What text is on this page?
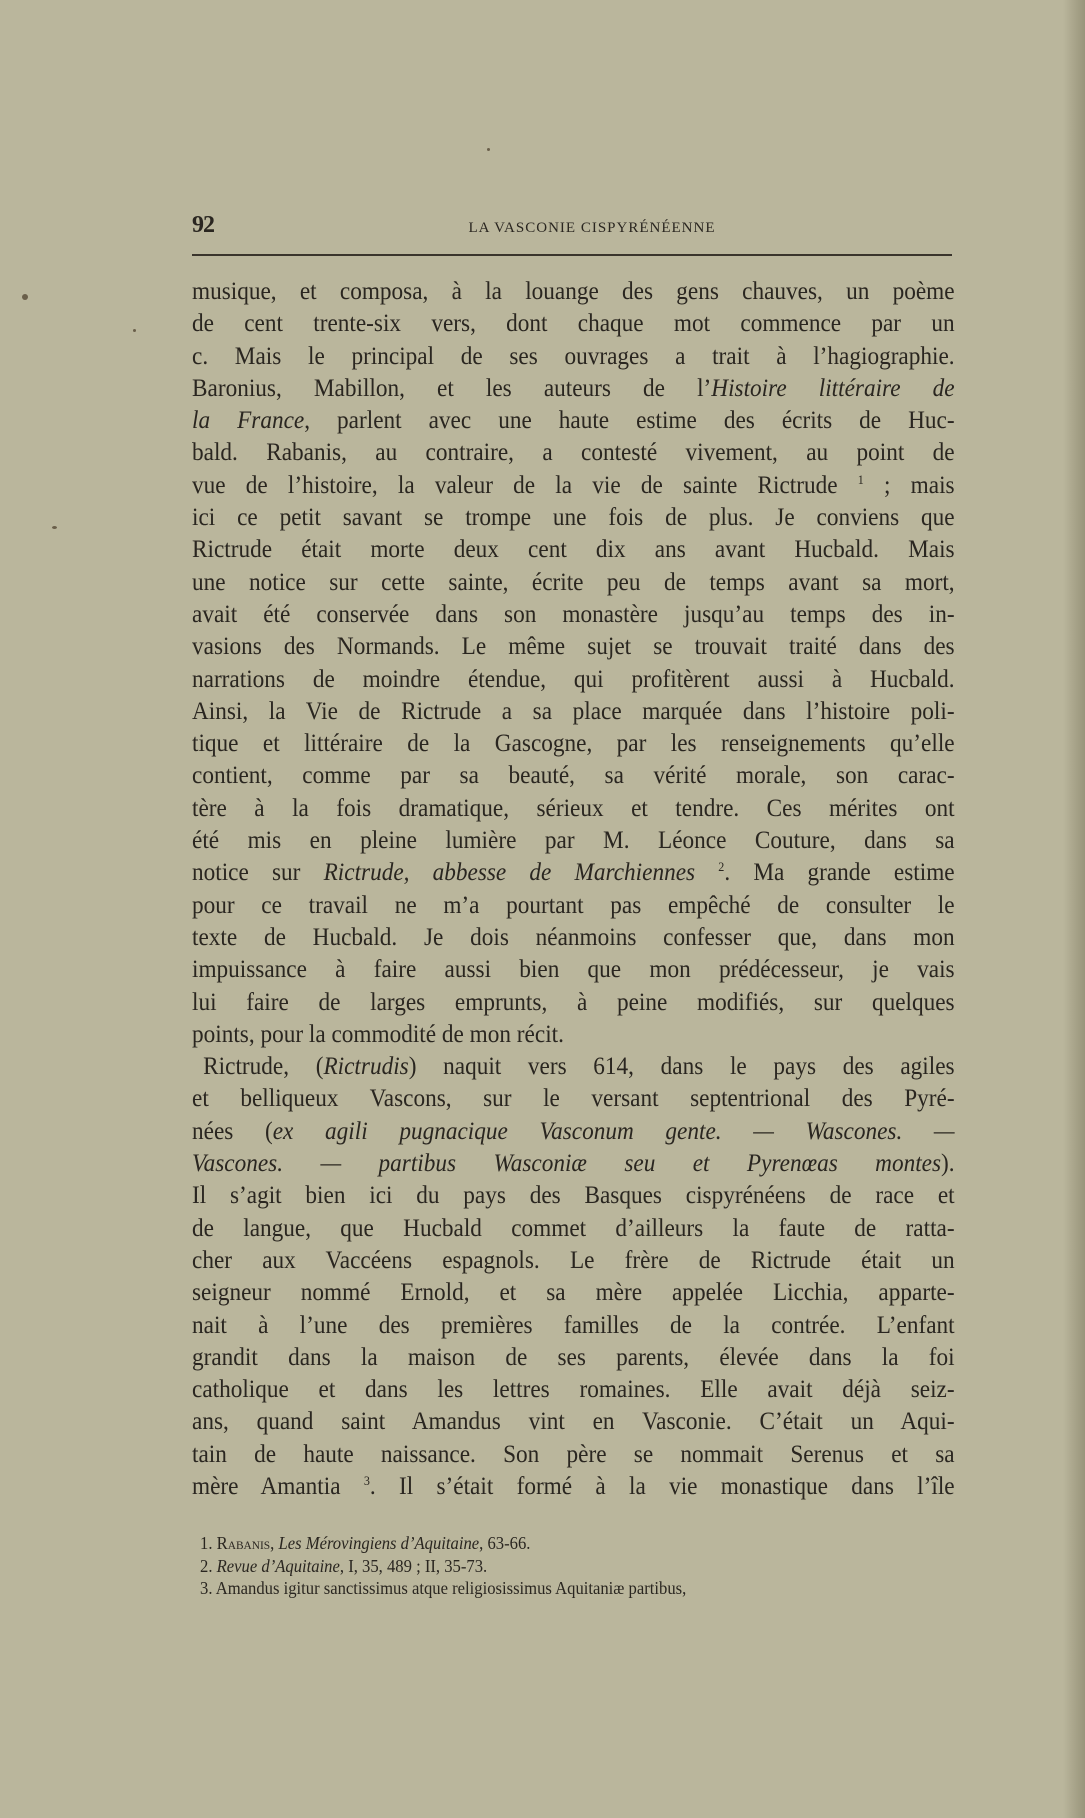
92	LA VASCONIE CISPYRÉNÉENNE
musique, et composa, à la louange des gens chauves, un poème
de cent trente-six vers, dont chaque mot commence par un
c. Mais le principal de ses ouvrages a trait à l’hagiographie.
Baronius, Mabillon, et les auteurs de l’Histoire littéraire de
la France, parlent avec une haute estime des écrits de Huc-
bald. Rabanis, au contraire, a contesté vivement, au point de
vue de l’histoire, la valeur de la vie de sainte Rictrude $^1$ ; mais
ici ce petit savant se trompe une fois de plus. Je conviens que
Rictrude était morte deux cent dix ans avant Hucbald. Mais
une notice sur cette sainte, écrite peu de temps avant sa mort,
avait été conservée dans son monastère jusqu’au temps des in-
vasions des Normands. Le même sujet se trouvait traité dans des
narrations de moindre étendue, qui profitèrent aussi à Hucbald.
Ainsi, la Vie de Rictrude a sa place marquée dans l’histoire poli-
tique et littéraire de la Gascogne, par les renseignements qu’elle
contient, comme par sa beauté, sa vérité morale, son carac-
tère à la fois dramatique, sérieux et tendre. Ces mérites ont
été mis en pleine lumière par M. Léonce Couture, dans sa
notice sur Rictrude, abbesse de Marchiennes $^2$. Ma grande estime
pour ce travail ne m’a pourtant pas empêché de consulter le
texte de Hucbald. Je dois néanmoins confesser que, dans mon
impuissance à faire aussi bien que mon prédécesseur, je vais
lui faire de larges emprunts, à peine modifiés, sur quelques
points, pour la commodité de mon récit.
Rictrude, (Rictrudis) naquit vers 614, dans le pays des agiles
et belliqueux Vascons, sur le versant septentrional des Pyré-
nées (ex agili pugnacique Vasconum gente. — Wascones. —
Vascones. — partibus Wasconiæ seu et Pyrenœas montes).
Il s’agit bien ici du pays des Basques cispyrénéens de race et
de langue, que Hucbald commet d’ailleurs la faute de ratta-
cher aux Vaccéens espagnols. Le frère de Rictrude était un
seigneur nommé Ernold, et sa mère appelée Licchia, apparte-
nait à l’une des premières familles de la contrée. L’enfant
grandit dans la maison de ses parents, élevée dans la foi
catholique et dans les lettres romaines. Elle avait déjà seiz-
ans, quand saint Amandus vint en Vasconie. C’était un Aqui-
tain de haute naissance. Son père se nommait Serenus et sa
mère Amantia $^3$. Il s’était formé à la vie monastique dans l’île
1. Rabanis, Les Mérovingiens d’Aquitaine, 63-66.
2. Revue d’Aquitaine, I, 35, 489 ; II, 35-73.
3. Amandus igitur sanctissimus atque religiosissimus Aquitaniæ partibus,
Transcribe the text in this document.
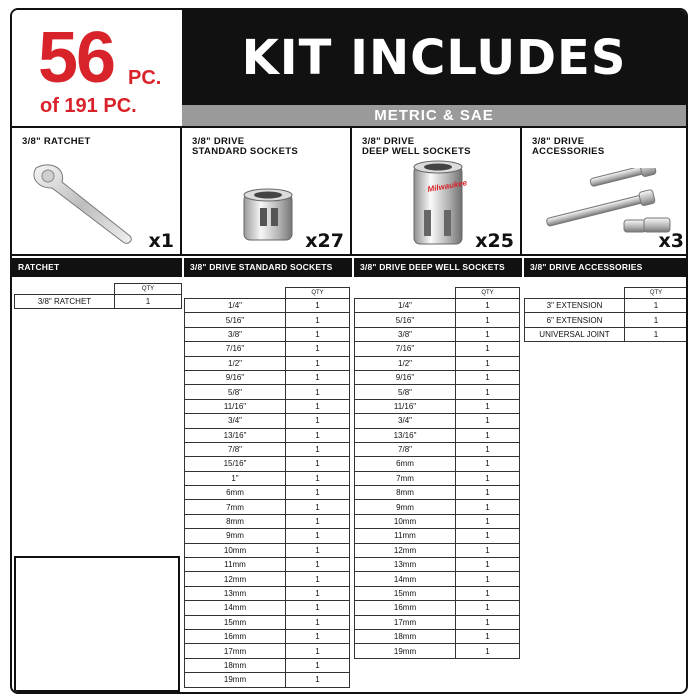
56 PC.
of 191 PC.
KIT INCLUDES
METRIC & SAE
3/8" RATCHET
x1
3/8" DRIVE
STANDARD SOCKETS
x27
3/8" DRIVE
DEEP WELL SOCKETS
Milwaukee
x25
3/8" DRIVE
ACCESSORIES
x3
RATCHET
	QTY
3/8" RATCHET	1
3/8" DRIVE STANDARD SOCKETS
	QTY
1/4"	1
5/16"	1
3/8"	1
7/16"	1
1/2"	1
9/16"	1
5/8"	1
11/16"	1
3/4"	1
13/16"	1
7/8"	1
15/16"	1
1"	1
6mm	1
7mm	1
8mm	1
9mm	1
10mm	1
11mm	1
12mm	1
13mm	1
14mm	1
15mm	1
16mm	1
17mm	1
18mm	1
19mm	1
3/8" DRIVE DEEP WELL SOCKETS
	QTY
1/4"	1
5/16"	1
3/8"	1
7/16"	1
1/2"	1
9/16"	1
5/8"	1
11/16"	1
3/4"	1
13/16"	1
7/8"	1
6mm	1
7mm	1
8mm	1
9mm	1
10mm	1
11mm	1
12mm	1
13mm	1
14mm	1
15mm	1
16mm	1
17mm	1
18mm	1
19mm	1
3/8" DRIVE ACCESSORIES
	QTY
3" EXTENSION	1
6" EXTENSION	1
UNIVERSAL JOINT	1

---

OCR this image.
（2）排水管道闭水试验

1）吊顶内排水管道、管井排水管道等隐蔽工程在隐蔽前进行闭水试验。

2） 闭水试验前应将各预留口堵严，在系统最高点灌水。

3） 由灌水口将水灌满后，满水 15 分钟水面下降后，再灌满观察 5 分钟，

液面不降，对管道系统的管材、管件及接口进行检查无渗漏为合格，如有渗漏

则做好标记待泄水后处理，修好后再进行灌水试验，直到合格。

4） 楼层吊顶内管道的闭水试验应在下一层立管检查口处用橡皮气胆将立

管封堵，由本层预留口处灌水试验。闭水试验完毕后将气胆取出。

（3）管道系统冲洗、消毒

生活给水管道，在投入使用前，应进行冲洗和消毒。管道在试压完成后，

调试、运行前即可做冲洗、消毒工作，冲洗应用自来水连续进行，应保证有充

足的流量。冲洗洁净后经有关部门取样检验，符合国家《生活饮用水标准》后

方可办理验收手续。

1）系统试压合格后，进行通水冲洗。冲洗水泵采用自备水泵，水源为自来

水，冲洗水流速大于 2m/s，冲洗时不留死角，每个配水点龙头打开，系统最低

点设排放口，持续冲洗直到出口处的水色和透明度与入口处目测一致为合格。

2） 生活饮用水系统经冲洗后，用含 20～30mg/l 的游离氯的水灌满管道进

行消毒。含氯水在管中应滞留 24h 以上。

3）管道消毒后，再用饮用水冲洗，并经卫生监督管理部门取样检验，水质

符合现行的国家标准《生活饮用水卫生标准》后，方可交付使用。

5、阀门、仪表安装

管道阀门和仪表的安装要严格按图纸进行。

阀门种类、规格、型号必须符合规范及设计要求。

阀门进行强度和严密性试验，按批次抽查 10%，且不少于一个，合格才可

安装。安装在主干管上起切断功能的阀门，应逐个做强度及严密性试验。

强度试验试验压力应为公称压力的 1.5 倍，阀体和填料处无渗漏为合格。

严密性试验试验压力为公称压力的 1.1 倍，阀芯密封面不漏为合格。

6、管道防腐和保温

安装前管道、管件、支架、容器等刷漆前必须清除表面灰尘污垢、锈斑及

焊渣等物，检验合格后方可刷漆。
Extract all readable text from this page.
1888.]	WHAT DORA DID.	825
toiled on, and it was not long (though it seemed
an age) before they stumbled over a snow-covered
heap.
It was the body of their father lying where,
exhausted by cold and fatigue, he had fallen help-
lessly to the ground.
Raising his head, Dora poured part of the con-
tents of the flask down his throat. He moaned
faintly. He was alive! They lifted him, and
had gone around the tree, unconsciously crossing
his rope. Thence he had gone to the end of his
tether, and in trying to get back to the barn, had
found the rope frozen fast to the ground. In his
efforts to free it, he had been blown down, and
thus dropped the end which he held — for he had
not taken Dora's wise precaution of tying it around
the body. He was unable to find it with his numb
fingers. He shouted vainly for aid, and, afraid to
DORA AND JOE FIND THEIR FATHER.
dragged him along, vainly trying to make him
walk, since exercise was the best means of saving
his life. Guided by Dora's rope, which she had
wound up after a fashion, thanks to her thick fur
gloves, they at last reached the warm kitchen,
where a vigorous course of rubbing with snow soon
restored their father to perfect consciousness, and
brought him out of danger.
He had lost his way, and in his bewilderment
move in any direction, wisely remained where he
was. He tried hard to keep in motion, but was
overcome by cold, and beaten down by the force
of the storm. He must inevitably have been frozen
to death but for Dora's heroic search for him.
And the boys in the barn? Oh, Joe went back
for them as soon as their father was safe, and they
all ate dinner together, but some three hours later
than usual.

**Challenge**
Identify and copy the lines holding the word "gone".

**Answer to this exercise**
had gone around the tree, unconsciously crossing
his rope. Thence he had gone to the end of his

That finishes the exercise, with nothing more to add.